Required work -
Show each line from the listing that includes the word "Total".

Data lines -
- - -

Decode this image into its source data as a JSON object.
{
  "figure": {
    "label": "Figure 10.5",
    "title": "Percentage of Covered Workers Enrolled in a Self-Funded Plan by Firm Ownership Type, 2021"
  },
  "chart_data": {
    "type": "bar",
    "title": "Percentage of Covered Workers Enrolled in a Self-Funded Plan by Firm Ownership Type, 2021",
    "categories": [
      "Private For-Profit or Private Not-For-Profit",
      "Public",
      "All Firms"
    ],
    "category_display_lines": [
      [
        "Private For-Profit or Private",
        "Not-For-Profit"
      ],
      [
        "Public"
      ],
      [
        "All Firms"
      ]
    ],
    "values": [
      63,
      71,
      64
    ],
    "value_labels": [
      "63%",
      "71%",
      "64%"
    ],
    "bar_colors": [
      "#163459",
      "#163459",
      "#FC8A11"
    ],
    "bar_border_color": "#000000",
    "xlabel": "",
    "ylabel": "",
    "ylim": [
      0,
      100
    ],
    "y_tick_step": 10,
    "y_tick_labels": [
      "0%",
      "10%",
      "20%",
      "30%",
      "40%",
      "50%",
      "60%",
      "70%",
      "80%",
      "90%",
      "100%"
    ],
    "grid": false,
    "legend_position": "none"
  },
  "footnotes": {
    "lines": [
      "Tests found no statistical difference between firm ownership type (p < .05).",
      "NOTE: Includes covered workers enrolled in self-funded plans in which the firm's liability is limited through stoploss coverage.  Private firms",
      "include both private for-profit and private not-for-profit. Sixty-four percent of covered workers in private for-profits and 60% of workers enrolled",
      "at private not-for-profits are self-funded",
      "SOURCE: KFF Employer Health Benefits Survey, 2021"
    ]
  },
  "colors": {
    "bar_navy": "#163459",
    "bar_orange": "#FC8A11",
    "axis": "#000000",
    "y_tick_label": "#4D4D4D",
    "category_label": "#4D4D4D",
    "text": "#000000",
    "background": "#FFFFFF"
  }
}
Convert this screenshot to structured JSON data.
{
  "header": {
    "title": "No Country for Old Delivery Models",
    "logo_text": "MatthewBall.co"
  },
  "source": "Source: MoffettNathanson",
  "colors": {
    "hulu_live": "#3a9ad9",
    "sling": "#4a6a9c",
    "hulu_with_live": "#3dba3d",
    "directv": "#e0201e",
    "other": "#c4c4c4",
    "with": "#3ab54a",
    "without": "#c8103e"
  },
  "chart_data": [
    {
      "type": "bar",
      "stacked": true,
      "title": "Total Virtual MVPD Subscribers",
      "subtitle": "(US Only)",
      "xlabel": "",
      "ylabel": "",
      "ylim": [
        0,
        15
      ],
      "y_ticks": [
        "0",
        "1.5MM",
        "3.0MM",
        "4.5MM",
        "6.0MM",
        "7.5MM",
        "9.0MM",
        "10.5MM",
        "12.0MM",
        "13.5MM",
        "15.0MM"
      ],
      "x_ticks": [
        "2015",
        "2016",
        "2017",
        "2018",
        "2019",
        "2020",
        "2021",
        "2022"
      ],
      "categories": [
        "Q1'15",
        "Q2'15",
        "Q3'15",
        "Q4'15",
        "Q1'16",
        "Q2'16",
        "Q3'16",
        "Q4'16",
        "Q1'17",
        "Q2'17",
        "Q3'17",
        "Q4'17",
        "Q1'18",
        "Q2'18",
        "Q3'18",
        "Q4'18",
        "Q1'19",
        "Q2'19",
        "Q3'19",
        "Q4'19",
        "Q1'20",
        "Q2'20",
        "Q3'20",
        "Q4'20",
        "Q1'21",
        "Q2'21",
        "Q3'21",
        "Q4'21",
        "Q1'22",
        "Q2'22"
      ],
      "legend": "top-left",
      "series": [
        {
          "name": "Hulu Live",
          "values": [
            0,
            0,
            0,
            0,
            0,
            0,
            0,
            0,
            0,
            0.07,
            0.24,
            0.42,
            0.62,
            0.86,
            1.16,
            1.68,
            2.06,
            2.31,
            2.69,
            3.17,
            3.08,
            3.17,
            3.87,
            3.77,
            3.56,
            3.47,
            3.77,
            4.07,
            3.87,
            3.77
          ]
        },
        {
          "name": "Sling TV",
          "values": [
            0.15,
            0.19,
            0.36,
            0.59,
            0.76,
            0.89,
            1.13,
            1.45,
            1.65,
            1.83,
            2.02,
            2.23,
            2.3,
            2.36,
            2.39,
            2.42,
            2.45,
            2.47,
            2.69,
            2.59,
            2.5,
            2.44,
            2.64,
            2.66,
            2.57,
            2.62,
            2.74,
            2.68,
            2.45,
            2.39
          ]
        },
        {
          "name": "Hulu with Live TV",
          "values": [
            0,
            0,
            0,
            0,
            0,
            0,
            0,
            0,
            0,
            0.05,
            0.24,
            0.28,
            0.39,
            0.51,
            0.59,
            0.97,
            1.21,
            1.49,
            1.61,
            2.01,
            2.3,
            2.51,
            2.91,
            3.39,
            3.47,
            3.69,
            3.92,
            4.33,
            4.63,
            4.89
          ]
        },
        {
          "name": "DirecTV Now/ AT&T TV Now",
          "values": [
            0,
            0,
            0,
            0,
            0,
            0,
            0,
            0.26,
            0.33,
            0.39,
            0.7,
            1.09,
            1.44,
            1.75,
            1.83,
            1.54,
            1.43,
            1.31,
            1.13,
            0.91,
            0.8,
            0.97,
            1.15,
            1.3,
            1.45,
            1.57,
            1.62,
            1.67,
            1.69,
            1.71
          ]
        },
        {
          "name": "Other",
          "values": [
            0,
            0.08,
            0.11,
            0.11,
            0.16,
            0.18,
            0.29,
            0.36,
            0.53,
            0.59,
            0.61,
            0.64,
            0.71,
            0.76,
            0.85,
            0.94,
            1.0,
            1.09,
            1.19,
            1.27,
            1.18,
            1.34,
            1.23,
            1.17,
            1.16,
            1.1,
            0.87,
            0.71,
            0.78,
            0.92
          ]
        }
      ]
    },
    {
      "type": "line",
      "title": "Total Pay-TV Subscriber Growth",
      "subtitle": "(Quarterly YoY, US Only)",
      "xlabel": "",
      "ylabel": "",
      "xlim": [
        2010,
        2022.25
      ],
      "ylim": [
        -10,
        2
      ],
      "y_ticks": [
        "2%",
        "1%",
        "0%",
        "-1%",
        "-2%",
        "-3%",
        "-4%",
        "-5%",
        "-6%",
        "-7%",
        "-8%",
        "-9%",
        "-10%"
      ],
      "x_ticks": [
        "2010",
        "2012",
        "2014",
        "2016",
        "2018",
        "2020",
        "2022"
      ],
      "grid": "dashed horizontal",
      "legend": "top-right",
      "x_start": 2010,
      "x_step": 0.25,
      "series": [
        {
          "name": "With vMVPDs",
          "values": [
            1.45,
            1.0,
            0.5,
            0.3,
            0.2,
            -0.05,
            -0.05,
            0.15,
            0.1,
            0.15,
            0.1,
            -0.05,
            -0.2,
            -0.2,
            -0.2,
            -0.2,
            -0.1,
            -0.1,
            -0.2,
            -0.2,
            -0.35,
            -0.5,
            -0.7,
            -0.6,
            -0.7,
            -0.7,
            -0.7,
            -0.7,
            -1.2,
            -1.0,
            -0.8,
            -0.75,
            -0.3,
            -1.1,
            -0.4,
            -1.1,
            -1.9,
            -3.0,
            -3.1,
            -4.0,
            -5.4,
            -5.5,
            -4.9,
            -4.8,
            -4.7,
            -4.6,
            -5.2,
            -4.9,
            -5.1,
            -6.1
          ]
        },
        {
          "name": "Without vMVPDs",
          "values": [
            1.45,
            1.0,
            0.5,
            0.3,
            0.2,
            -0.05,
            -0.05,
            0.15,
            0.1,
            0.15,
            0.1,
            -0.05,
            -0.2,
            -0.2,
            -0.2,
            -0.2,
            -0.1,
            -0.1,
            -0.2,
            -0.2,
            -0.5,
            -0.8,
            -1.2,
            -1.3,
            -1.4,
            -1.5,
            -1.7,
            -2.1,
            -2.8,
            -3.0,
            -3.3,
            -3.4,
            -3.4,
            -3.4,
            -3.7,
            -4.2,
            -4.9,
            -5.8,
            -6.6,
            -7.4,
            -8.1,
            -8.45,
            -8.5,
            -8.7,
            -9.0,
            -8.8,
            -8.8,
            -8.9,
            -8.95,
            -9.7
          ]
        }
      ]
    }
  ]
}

- - -

Written answer -
      "title": "Total Virtual MVPD Subscribers",
      "title": "Total Pay-TV Subscriber Growth",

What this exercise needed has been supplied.